Wherever a line holds the string "日已过期满", copy that line.

- TASK INPUTS -
—————

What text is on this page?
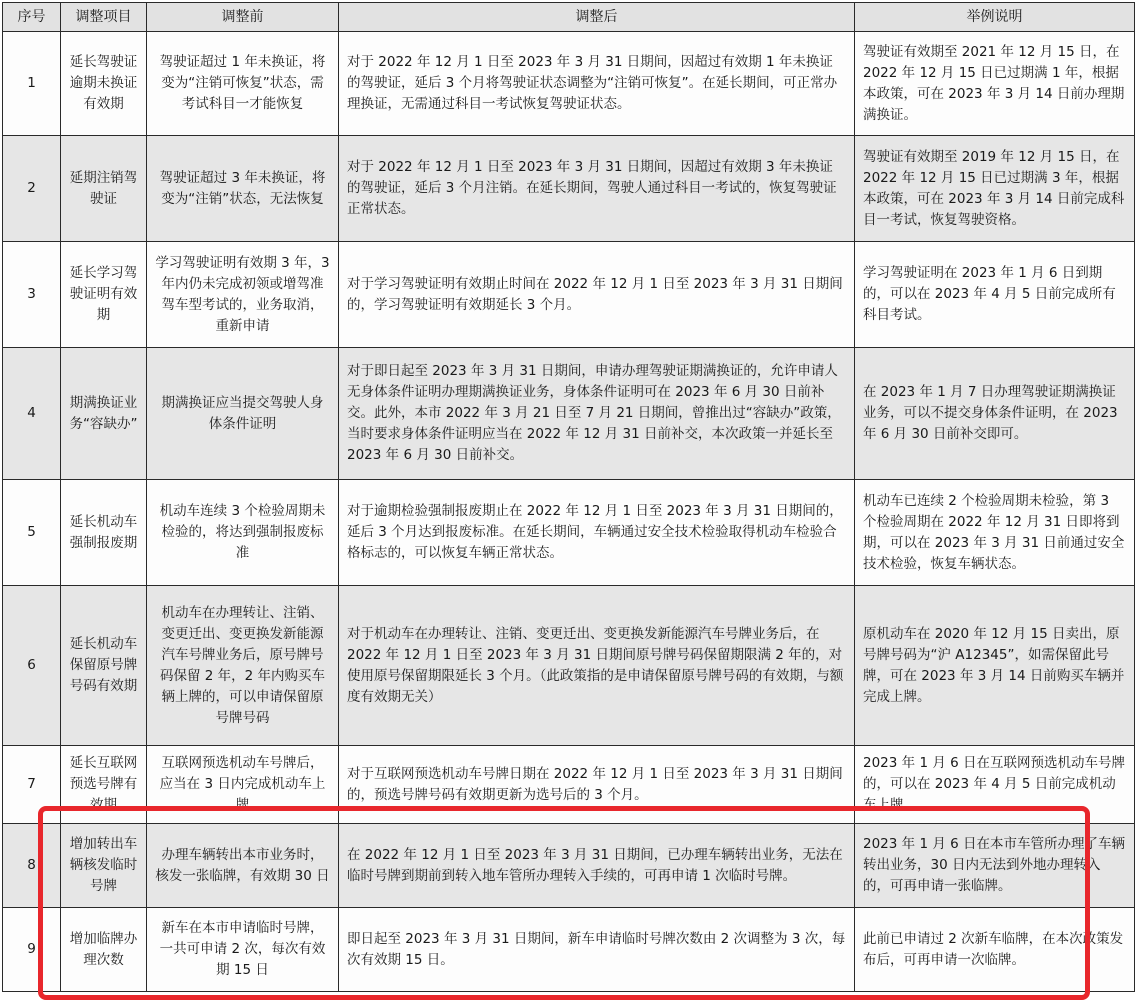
序号	调整项目	调整前	调整后	举例说明
1	延长驾驶证逾期未换证有效期	驾驶证超过 1 年未换证，将变为“注销可恢复”状态，需考试科目一才能恢复	对于 2022 年 12 月 1 日至 2023 年 3 月 31 日期间，因超过有效期 1 年未换证的驾驶证，延后 3 个月将驾驶证状态调整为“注销可恢复”。在延长期间，可正常办理换证，无需通过科目一考试恢复驾驶证状态。	驾驶证有效期至 2021 年 12 月 15 日，在 2022 年 12 月 15 日已过期满 1 年，根据本政策，可在 2023 年 3 月 14 日前办理期满换证。
2	延期注销驾驶证	驾驶证超过 3 年未换证，将变为“注销”状态，无法恢复	对于 2022 年 12 月 1 日至 2023 年 3 月 31 日期间，因超过有效期 3 年未换证的驾驶证，延后 3 个月注销。在延长期间，驾驶人通过科目一考试的，恢复驾驶证正常状态。	驾驶证有效期至 2019 年 12 月 15 日，在 2022 年 12 月 15 日已过期满 3 年，根据本政策，可在 2023 年 3 月 14 日前完成科目一考试，恢复驾驶资格。
3	延长学习驾驶证明有效期	学习驾驶证明有效期 3 年，3 年内仍未完成初领或增驾准驾车型考试的，业务取消，重新申请	对于学习驾驶证明有效期止时间在 2022 年 12 月 1 日至 2023 年 3 月 31 日期间的，学习驾驶证明有效期延长 3 个月。	学习驾驶证明在 2023 年 1 月 6 日到期的，可以在 2023 年 4 月 5 日前完成所有科目考试。
4	期满换证业务“容缺办”	期满换证应当提交驾驶人身体条件证明	对于即日起至 2023 年 3 月 31 日期间，申请办理驾驶证期满换证的，允许申请人无身体条件证明办理期满换证业务，身体条件证明可在 2023 年 6 月 30 日前补交。此外，本市 2022 年 3 月 21 日至 7 月 21 日期间，曾推出过“容缺办”政策，当时要求身体条件证明应当在 2022 年 12 月 31 日前补交，本次政策一并延长至 2023 年 6 月 30 日前补交。	在 2023 年 1 月 7 日办理驾驶证期满换证业务，可以不提交身体条件证明，在 2023 年 6 月 30 日前补交即可。
5	延长机动车强制报废期	机动车连续 3 个检验周期未检验的，将达到强制报废标准	对于逾期检验强制报废期止在 2022 年 12 月 1 日至 2023 年 3 月 31 日期间的，延后 3 个月达到报废标准。在延长期间，车辆通过安全技术检验取得机动车检验合格标志的，可以恢复车辆正常状态。	机动车已连续 2 个检验周期未检验，第 3 个检验周期在 2022 年 12 月 31 日即将到期，可以在 2023 年 3 月 31 日前通过安全技术检验，恢复车辆状态。
6	延长机动车保留原号牌号码有效期	机动车在办理转让、注销、变更迁出、变更换发新能源汽车号牌业务后，原号牌号码保留 2 年，2 年内购买车辆上牌的，可以申请保留原号牌号码	对于机动车在办理转让、注销、变更迁出、变更换发新能源汽车号牌业务后，在 2022 年 12 月 1 日至 2023 年 3 月 31 日期间原号牌号码保留期限满 2 年的，对使用原号保留期限延长 3 个月。（此政策指的是申请保留原号牌号码的有效期，与额度有效期无关）	原机动车在 2020 年 12 月 15 日卖出，原号牌号码为“沪 A12345”，如需保留此号牌，可在 2023 年 3 月 14 日前购买车辆并完成上牌。
7	延长互联网预选号牌有效期	互联网预选机动车号牌后，应当在 3 日内完成机动车上牌	对于互联网预选机动车号牌日期在 2022 年 12 月 1 日至 2023 年 3 月 31 日期间的，预选号牌号码有效期更新为选号后的 3 个月。	2023 年 1 月 6 日在互联网预选机动车号牌的，可以在 2023 年 4 月 5 日前完成机动车上牌。
8	增加转出车辆核发临时号牌	办理车辆转出本市业务时，核发一张临牌，有效期 30 日	在 2022 年 12 月 1 日至 2023 年 3 月 31 日期间，已办理车辆转出业务，无法在临时号牌到期前到转入地车管所办理转入手续的，可再申请 1 次临时号牌。	2023 年 1 月 6 日在本市车管所办理了车辆转出业务，30 日内无法到外地办理转入的，可再申请一张临牌。
9	增加临牌办理次数	新车在本市申请临时号牌，一共可申请 2 次，每次有效期 15 日	即日起至 2023 年 3 月 31 日期间，新车申请临时号牌次数由 2 次调整为 3 次，每次有效期 15 日。	此前已申请过 2 次新车临牌，在本次政策发布后，可再申请一次临牌。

—————

- EXPECTED OUTPUT -
1	延长驾驶证逾期未换证有效期	驾驶证超过 1 年未换证，将变为“注销可恢复”状态，需考试科目一才能恢复	对于 2022 年 12 月 1 日至 2023 年 3 月 31 日期间，因超过有效期 1 年未换证的驾驶证，延后 3 个月将驾驶证状态调整为“注销可恢复”。在延长期间，可正常办理换证，无需通过科目一考试恢复驾驶证状态。	驾驶证有效期至 2021 年 12 月 15 日，在 2022 年 12 月 15 日已过期满 1 年，根据本政策，可在 2023 年 3 月 14 日前办理期满换证。
2	延期注销驾驶证	驾驶证超过 3 年未换证，将变为“注销”状态，无法恢复	对于 2022 年 12 月 1 日至 2023 年 3 月 31 日期间，因超过有效期 3 年未换证的驾驶证，延后 3 个月注销。在延长期间，驾驶人通过科目一考试的，恢复驾驶证正常状态。	驾驶证有效期至 2019 年 12 月 15 日，在 2022 年 12 月 15 日已过期满 3 年，根据本政策，可在 2023 年 3 月 14 日前完成科目一考试，恢复驾驶资格。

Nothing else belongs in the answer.